_WRITTEN PROBLEM_
Here are some records; copy every line that holds the word "value".

_INPUT DATA_

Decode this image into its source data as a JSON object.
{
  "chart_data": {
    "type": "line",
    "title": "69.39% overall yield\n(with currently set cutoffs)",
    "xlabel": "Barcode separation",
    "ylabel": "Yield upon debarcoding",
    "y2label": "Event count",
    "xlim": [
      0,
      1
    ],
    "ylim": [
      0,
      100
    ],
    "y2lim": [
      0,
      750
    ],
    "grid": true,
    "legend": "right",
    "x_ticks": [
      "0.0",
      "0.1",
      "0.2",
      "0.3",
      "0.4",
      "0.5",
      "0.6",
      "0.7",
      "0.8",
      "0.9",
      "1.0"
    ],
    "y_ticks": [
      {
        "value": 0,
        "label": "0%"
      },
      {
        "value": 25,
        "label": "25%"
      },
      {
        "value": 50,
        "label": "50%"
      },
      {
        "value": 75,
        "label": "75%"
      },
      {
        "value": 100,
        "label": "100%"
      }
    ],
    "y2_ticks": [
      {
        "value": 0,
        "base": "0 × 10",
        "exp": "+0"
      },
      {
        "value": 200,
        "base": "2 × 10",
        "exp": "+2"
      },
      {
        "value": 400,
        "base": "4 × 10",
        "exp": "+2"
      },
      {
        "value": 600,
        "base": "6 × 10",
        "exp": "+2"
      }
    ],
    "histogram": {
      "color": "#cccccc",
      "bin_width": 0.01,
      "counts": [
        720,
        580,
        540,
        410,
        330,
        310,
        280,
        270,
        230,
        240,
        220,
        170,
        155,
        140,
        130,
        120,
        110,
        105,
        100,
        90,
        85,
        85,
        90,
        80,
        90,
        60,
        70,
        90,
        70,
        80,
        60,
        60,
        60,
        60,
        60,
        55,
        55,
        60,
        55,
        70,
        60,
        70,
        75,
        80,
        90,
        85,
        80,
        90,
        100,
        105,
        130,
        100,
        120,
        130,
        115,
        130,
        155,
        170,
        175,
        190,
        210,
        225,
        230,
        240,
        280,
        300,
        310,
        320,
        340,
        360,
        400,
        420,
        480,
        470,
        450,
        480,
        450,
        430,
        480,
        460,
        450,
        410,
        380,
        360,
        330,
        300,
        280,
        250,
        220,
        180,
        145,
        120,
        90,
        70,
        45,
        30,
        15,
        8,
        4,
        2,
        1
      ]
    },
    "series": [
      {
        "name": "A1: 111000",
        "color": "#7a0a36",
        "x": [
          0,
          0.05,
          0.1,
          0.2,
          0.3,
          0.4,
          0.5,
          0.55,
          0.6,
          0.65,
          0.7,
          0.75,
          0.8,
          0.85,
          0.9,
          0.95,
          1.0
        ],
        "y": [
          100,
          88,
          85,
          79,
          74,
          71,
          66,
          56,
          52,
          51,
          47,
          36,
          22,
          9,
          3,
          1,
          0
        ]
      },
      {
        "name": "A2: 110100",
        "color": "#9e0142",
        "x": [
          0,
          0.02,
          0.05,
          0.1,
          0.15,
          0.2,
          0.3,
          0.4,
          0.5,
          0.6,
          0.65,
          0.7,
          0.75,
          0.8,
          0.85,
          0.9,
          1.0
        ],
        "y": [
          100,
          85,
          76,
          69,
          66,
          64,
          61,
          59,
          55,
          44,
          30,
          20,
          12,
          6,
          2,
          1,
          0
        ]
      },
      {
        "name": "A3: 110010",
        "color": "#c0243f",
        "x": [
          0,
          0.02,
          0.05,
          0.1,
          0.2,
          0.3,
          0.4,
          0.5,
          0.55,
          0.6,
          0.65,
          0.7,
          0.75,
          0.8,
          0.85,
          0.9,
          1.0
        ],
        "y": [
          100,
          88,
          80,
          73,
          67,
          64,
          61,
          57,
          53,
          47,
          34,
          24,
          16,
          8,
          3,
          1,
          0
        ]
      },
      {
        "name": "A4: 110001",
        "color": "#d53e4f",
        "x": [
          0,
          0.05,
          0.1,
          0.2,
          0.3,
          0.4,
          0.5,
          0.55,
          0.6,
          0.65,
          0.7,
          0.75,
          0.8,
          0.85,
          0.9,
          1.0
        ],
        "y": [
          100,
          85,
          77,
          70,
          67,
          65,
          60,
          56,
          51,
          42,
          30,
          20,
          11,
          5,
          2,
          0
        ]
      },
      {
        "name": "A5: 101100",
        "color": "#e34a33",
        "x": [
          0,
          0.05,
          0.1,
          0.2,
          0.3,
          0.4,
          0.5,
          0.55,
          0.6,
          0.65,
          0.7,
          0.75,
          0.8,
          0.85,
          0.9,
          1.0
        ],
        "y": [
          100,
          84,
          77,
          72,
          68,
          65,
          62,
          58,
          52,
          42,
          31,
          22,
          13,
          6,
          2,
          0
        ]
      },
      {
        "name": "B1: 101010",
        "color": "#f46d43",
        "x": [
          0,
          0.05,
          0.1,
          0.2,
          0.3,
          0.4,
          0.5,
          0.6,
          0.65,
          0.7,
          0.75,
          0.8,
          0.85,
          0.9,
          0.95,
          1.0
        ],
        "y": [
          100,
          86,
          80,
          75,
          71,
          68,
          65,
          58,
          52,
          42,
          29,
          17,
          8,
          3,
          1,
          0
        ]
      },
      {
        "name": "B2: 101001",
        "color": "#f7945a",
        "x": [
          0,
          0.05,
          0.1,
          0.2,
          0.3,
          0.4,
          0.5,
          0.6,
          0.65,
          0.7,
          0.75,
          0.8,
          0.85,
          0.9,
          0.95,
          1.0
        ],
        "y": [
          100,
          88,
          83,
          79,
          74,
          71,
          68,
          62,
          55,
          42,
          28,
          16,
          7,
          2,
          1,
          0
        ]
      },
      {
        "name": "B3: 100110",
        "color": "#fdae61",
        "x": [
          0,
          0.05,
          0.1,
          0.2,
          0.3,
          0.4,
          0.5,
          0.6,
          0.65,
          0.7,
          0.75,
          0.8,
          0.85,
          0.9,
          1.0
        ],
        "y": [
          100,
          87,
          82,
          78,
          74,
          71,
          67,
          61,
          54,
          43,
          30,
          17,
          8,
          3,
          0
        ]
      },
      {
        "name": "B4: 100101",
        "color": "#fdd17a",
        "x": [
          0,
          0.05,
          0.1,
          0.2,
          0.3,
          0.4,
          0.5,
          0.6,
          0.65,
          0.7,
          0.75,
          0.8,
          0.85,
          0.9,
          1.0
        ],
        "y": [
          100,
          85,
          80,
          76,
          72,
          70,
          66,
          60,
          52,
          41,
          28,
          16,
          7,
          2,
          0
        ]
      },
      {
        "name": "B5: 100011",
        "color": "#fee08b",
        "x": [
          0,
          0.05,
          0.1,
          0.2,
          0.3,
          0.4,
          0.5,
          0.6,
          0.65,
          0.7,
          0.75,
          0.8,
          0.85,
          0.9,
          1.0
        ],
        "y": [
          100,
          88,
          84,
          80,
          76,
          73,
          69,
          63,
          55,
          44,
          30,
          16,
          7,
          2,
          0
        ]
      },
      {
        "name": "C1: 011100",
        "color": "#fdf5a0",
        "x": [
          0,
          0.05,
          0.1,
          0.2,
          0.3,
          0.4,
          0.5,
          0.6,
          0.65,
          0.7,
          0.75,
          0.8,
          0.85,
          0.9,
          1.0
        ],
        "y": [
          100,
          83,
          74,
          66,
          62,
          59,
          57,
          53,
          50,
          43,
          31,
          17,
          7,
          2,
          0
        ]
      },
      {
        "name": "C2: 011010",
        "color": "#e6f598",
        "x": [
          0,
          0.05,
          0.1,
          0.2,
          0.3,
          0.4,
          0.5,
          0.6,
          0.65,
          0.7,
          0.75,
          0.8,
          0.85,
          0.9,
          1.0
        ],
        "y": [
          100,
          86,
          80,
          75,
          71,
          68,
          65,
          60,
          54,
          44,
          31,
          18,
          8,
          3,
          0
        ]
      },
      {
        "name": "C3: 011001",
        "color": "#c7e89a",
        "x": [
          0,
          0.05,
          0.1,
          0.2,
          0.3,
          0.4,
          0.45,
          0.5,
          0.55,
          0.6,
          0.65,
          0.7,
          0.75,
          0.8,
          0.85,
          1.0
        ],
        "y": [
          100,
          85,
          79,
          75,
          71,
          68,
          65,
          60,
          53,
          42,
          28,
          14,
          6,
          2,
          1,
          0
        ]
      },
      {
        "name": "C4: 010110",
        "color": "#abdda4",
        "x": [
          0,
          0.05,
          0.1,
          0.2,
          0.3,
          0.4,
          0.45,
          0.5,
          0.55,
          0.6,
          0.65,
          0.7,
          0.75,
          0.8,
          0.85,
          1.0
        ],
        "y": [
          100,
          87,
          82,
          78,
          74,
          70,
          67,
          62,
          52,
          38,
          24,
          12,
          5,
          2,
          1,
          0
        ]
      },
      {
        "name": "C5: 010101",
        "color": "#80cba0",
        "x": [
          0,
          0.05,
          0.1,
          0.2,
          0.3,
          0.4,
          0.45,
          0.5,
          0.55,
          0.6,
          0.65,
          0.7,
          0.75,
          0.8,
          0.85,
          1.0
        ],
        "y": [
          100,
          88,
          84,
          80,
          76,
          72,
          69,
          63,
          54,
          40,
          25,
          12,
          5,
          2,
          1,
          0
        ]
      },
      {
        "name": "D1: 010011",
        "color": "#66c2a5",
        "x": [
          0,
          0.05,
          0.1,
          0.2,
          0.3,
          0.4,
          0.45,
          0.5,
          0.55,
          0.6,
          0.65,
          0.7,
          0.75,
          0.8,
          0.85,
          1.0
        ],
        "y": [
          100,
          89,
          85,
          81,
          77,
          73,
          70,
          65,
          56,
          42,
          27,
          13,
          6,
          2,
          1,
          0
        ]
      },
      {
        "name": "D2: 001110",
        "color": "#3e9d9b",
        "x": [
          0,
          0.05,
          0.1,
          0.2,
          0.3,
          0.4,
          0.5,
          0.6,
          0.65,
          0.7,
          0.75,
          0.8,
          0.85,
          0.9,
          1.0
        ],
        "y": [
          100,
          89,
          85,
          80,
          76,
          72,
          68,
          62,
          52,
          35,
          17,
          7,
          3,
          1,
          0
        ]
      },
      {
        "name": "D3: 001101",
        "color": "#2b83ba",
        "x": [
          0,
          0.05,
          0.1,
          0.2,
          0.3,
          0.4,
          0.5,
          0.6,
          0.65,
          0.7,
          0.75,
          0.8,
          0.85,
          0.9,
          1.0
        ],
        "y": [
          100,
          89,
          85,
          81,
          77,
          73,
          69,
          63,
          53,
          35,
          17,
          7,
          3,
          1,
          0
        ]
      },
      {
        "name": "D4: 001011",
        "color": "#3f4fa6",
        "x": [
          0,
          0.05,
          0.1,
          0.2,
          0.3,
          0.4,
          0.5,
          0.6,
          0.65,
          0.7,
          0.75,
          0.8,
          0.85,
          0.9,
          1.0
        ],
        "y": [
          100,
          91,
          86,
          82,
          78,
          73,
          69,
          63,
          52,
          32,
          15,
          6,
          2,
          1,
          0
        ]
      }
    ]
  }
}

_FULL SOLUTION_
        "value": 0,
        "value": 25,
        "value": 50,
        "value": 75,
        "value": 100,
        "value": 0,
        "value": 200,
        "value": 400,
        "value": 600,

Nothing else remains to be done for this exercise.